>> start
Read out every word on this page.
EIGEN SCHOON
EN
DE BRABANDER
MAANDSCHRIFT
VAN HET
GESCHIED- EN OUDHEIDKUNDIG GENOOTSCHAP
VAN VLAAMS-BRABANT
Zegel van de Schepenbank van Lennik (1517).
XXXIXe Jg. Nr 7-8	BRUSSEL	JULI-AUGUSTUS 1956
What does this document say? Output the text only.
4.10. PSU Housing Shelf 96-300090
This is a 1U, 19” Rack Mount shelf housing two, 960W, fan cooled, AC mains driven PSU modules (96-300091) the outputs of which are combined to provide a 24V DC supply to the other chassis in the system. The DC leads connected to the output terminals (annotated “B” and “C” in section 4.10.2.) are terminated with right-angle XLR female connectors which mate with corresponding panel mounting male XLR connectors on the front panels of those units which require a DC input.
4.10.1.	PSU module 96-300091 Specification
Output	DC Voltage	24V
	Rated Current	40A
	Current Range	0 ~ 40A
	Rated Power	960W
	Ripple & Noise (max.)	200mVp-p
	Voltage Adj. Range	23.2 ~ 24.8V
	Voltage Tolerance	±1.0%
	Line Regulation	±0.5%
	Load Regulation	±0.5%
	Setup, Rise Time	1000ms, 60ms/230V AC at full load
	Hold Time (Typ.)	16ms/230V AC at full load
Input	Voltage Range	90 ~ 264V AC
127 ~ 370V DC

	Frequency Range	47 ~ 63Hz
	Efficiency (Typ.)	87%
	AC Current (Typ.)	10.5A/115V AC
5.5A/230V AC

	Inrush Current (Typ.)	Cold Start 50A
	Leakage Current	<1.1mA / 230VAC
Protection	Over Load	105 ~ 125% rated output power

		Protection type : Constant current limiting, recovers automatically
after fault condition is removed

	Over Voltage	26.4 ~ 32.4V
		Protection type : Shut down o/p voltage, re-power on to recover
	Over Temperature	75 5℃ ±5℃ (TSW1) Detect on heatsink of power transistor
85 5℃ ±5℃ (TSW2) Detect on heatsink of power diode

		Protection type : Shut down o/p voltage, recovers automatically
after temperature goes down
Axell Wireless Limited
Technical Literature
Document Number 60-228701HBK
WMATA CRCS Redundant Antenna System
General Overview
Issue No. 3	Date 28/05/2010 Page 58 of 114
>> end
Challenge
Reproduce all data above, unchanged.

Expected output
Read out every word on this page.
EIGEN SCHOON
EN
DE BRABANDER
MAANDSCHRIFT
VAN HET
GESCHIED- EN OUDHEIDKUNDIG GENOOTSCHAP
VAN VLAAMS-BRABANT
Zegel van de Schepenbank van Lennik (1517).
XXXIXe Jg. Nr 7-8	BRUSSEL	JULI-AUGUSTUS 1956
What does this document say? Output the text only.
4.10. PSU Housing Shelf 96-300090
This is a 1U, 19” Rack Mount shelf housing two, 960W, fan cooled, AC mains driven PSU modules (96-300091) the outputs of which are combined to provide a 24V DC supply to the other chassis in the system. The DC leads connected to the output terminals (annotated “B” and “C” in section 4.10.2.) are terminated with right-angle XLR female connectors which mate with corresponding panel mounting male XLR connectors on the front panels of those units which require a DC input.
4.10.1.	PSU module 96-300091 Specification
Output	DC Voltage	24V
	Rated Current	40A
	Current Range	0 ~ 40A
	Rated Power	960W
	Ripple & Noise (max.)	200mVp-p
	Voltage Adj. Range	23.2 ~ 24.8V
	Voltage Tolerance	±1.0%
	Line Regulation	±0.5%
	Load Regulation	±0.5%
	Setup, Rise Time	1000ms, 60ms/230V AC at full load
	Hold Time (Typ.)	16ms/230V AC at full load
Input	Voltage Range	90 ~ 264V AC
127 ~ 370V DC

	Frequency Range	47 ~ 63Hz
	Efficiency (Typ.)	87%
	AC Current (Typ.)	10.5A/115V AC
5.5A/230V AC

	Inrush Current (Typ.)	Cold Start 50A
	Leakage Current	<1.1mA / 230VAC
Protection	Over Load	105 ~ 125% rated output power

		Protection type : Constant current limiting, recovers automatically
after fault condition is removed

	Over Voltage	26.4 ~ 32.4V
		Protection type : Shut down o/p voltage, re-power on to recover
	Over Temperature	75 5℃ ±5℃ (TSW1) Detect on heatsink of power transistor
85 5℃ ±5℃ (TSW2) Detect on heatsink of power diode

		Protection type : Shut down o/p voltage, recovers automatically
after temperature goes down
Axell Wireless Limited
Technical Literature
Document Number 60-228701HBK
WMATA CRCS Redundant Antenna System
General Overview
Issue No. 3	Date 28/05/2010 Page 58 of 114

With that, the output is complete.